▶ _Job_
Pull out all lines from the listing below in which the word "Folders" appears.

-- Start of Data supplied --

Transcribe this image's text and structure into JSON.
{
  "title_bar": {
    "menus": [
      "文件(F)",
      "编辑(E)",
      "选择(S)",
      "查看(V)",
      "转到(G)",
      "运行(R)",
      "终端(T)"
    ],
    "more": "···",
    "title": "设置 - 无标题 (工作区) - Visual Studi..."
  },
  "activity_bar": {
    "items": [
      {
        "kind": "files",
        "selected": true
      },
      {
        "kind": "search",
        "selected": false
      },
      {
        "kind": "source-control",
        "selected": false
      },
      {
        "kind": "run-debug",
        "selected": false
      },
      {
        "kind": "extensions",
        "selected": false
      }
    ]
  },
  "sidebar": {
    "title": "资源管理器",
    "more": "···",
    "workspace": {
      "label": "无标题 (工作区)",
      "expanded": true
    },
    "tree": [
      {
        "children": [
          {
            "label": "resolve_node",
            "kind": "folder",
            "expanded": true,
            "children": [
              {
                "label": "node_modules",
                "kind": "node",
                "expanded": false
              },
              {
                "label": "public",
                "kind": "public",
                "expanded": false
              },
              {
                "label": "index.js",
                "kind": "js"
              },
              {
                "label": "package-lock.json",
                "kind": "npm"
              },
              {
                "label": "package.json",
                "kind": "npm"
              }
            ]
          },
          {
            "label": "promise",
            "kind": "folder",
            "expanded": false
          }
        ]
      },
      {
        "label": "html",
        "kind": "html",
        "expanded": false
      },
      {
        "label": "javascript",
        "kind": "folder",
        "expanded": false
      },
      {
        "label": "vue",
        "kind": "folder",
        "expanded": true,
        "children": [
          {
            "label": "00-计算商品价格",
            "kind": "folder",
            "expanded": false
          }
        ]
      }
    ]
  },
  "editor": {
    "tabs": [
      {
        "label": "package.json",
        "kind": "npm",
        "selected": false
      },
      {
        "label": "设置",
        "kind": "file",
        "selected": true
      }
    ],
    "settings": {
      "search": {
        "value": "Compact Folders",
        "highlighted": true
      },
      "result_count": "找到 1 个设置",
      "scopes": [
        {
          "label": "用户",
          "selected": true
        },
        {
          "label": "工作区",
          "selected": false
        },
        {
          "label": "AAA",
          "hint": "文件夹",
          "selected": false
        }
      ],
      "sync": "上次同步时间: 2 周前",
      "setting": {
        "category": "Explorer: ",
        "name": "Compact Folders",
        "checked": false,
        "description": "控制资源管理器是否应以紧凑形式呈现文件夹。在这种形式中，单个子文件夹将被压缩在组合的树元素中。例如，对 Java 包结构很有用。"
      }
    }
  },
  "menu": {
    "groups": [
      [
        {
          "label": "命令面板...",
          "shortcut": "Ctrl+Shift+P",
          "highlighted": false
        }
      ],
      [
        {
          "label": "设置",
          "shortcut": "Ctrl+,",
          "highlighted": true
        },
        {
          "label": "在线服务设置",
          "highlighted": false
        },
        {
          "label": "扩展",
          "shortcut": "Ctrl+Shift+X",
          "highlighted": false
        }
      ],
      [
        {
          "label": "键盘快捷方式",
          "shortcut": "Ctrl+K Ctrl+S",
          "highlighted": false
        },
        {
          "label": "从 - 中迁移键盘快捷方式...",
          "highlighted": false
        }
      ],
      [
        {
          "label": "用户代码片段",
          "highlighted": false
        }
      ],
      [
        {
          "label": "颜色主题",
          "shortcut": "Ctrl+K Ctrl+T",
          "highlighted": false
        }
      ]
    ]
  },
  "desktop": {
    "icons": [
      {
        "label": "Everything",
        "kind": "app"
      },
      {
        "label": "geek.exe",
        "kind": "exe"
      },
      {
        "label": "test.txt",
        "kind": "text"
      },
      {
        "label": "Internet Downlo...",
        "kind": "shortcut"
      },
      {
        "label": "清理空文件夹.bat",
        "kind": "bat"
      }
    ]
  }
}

-- End of Data supplied --

▶ _Correct answer_
        "value": "Compact Folders",
        "name": "Compact Folders",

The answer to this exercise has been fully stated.